WHAT YOU SHOULD DO - Restate the full set of records exactly, word for word.

INFORMATION SHOWN -

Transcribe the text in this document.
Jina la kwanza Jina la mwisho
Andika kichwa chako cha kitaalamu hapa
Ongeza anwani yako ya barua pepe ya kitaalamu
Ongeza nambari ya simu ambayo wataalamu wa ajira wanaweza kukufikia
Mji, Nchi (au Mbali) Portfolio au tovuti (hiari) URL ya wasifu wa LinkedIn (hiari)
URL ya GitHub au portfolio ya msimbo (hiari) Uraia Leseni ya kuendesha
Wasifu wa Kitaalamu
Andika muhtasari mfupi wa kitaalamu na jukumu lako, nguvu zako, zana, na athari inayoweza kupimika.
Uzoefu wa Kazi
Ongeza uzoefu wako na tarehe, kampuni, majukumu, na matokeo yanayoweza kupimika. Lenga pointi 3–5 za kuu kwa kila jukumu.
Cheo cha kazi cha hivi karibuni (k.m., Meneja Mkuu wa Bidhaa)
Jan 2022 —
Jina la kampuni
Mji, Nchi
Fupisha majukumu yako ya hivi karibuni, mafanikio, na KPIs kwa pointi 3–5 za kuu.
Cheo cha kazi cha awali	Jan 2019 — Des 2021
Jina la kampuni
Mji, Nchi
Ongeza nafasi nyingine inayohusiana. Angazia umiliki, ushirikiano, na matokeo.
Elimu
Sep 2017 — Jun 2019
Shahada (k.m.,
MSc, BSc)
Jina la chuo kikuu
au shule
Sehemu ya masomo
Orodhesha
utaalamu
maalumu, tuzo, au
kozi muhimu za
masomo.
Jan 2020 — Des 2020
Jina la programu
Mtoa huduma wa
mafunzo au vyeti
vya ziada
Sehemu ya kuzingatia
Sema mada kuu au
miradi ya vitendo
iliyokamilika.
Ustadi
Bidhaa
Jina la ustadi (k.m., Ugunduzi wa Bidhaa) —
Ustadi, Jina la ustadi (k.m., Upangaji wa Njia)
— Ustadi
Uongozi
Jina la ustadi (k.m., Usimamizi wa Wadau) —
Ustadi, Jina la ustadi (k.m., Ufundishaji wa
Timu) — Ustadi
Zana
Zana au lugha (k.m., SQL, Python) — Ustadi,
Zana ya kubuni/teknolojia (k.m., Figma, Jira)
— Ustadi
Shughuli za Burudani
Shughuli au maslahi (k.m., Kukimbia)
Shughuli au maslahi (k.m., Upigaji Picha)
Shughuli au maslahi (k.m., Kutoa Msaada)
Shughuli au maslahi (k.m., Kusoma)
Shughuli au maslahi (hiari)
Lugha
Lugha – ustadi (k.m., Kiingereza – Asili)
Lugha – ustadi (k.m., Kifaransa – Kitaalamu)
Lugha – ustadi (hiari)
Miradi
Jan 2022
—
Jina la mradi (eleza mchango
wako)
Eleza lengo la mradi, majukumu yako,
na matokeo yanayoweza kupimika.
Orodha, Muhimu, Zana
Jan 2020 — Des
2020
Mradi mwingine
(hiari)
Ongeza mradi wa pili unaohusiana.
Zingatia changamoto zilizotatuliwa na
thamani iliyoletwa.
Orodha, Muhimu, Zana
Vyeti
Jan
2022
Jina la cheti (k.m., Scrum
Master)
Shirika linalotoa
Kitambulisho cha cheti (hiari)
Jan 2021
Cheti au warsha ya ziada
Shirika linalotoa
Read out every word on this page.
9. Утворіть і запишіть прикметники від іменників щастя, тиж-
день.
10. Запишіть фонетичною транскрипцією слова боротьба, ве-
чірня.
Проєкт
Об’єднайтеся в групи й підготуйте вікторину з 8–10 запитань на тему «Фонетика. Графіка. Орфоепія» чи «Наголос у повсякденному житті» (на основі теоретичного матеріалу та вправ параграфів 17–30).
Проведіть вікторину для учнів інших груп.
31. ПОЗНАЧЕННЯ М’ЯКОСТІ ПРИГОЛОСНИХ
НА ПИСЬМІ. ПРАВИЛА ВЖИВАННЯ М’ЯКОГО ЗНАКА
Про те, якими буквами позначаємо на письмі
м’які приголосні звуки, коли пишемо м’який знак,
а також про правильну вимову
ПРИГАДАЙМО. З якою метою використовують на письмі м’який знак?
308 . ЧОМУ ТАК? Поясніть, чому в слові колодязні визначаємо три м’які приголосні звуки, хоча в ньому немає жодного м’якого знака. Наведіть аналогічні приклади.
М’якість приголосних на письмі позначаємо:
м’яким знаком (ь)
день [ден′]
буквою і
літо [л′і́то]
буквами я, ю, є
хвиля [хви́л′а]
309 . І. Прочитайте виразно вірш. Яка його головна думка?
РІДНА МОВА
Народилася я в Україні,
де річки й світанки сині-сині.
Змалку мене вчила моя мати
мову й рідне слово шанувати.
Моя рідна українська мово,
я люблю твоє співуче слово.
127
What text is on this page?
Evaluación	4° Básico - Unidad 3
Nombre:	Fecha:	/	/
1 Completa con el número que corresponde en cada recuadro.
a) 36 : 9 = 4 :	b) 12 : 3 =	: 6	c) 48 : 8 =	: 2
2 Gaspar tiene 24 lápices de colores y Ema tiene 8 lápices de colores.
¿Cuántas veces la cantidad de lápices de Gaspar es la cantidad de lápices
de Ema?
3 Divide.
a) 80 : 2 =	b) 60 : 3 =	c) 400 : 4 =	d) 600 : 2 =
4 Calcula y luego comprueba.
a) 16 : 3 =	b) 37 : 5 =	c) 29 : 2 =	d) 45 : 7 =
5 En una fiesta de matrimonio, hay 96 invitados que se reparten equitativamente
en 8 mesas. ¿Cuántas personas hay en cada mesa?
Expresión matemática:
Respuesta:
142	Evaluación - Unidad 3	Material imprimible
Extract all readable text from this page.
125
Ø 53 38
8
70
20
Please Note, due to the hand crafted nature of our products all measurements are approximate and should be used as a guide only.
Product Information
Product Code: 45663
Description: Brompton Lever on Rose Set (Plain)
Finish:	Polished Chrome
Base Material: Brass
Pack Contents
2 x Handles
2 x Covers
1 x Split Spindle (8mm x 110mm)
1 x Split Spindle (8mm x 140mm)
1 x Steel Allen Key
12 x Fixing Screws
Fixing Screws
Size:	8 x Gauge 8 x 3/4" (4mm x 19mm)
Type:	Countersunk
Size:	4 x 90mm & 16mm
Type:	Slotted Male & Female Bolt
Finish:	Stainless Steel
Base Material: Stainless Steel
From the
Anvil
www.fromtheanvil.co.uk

FINAL RESULT -
Transcribe the text in this document.
Jina la kwanza Jina la mwisho
Andika kichwa chako cha kitaalamu hapa
Ongeza anwani yako ya barua pepe ya kitaalamu
Ongeza nambari ya simu ambayo wataalamu wa ajira wanaweza kukufikia
Mji, Nchi (au Mbali) Portfolio au tovuti (hiari) URL ya wasifu wa LinkedIn (hiari)
URL ya GitHub au portfolio ya msimbo (hiari) Uraia Leseni ya kuendesha
Wasifu wa Kitaalamu
Andika muhtasari mfupi wa kitaalamu na jukumu lako, nguvu zako, zana, na athari inayoweza kupimika.
Uzoefu wa Kazi
Ongeza uzoefu wako na tarehe, kampuni, majukumu, na matokeo yanayoweza kupimika. Lenga pointi 3–5 za kuu kwa kila jukumu.
Cheo cha kazi cha hivi karibuni (k.m., Meneja Mkuu wa Bidhaa)
Jan 2022 —
Jina la kampuni
Mji, Nchi
Fupisha majukumu yako ya hivi karibuni, mafanikio, na KPIs kwa pointi 3–5 za kuu.
Cheo cha kazi cha awali	Jan 2019 — Des 2021
Jina la kampuni
Mji, Nchi
Ongeza nafasi nyingine inayohusiana. Angazia umiliki, ushirikiano, na matokeo.
Elimu
Sep 2017 — Jun 2019
Shahada (k.m.,
MSc, BSc)
Jina la chuo kikuu
au shule
Sehemu ya masomo
Orodhesha
utaalamu
maalumu, tuzo, au
kozi muhimu za
masomo.
Jan 2020 — Des 2020
Jina la programu
Mtoa huduma wa
mafunzo au vyeti
vya ziada
Sehemu ya kuzingatia
Sema mada kuu au
miradi ya vitendo
iliyokamilika.
Ustadi
Bidhaa
Jina la ustadi (k.m., Ugunduzi wa Bidhaa) —
Ustadi, Jina la ustadi (k.m., Upangaji wa Njia)
— Ustadi
Uongozi
Jina la ustadi (k.m., Usimamizi wa Wadau) —
Ustadi, Jina la ustadi (k.m., Ufundishaji wa
Timu) — Ustadi
Zana
Zana au lugha (k.m., SQL, Python) — Ustadi,
Zana ya kubuni/teknolojia (k.m., Figma, Jira)
— Ustadi
Shughuli za Burudani
Shughuli au maslahi (k.m., Kukimbia)
Shughuli au maslahi (k.m., Upigaji Picha)
Shughuli au maslahi (k.m., Kutoa Msaada)
Shughuli au maslahi (k.m., Kusoma)
Shughuli au maslahi (hiari)
Lugha
Lugha – ustadi (k.m., Kiingereza – Asili)
Lugha – ustadi (k.m., Kifaransa – Kitaalamu)
Lugha – ustadi (hiari)
Miradi
Jan 2022
—
Jina la mradi (eleza mchango
wako)
Eleza lengo la mradi, majukumu yako,
na matokeo yanayoweza kupimika.
Orodha, Muhimu, Zana
Jan 2020 — Des
2020
Mradi mwingine
(hiari)
Ongeza mradi wa pili unaohusiana.
Zingatia changamoto zilizotatuliwa na
thamani iliyoletwa.
Orodha, Muhimu, Zana
Vyeti
Jan
2022
Jina la cheti (k.m., Scrum
Master)
Shirika linalotoa
Kitambulisho cha cheti (hiari)
Jan 2021
Cheti au warsha ya ziada
Shirika linalotoa
Read out every word on this page.
9. Утворіть і запишіть прикметники від іменників щастя, тиж-
день.
10. Запишіть фонетичною транскрипцією слова боротьба, ве-
чірня.
Проєкт
Об’єднайтеся в групи й підготуйте вікторину з 8–10 запитань на тему «Фонетика. Графіка. Орфоепія» чи «Наголос у повсякденному житті» (на основі теоретичного матеріалу та вправ параграфів 17–30).
Проведіть вікторину для учнів інших груп.
31. ПОЗНАЧЕННЯ М’ЯКОСТІ ПРИГОЛОСНИХ
НА ПИСЬМІ. ПРАВИЛА ВЖИВАННЯ М’ЯКОГО ЗНАКА
Про те, якими буквами позначаємо на письмі
м’які приголосні звуки, коли пишемо м’який знак,
а також про правильну вимову
ПРИГАДАЙМО. З якою метою використовують на письмі м’який знак?
308 . ЧОМУ ТАК? Поясніть, чому в слові колодязні визначаємо три м’які приголосні звуки, хоча в ньому немає жодного м’якого знака. Наведіть аналогічні приклади.
М’якість приголосних на письмі позначаємо:
м’яким знаком (ь)
день [ден′]
буквою і
літо [л′і́то]
буквами я, ю, є
хвиля [хви́л′а]
309 . І. Прочитайте виразно вірш. Яка його головна думка?
РІДНА МОВА
Народилася я в Україні,
де річки й світанки сині-сині.
Змалку мене вчила моя мати
мову й рідне слово шанувати.
Моя рідна українська мово,
я люблю твоє співуче слово.
127
What text is on this page?
Evaluación	4° Básico - Unidad 3
Nombre:	Fecha:	/	/
1 Completa con el número que corresponde en cada recuadro.
a) 36 : 9 = 4 :	b) 12 : 3 =	: 6	c) 48 : 8 =	: 2
2 Gaspar tiene 24 lápices de colores y Ema tiene 8 lápices de colores.
¿Cuántas veces la cantidad de lápices de Gaspar es la cantidad de lápices
de Ema?
3 Divide.
a) 80 : 2 =	b) 60 : 3 =	c) 400 : 4 =	d) 600 : 2 =
4 Calcula y luego comprueba.
a) 16 : 3 =	b) 37 : 5 =	c) 29 : 2 =	d) 45 : 7 =
5 En una fiesta de matrimonio, hay 96 invitados que se reparten equitativamente
en 8 mesas. ¿Cuántas personas hay en cada mesa?
Expresión matemática:
Respuesta:
142	Evaluación - Unidad 3	Material imprimible
Extract all readable text from this page.
125
Ø 53 38
8
70
20
Please Note, due to the hand crafted nature of our products all measurements are approximate and should be used as a guide only.
Product Information
Product Code: 45663
Description: Brompton Lever on Rose Set (Plain)
Finish:	Polished Chrome
Base Material: Brass
Pack Contents
2 x Handles
2 x Covers
1 x Split Spindle (8mm x 110mm)
1 x Split Spindle (8mm x 140mm)
1 x Steel Allen Key
12 x Fixing Screws
Fixing Screws
Size:	8 x Gauge 8 x 3/4" (4mm x 19mm)
Type:	Countersunk
Size:	4 x 90mm & 16mm
Type:	Slotted Male & Female Bolt
Finish:	Stainless Steel
Base Material: Stainless Steel
From the
Anvil
www.fromtheanvil.co.uk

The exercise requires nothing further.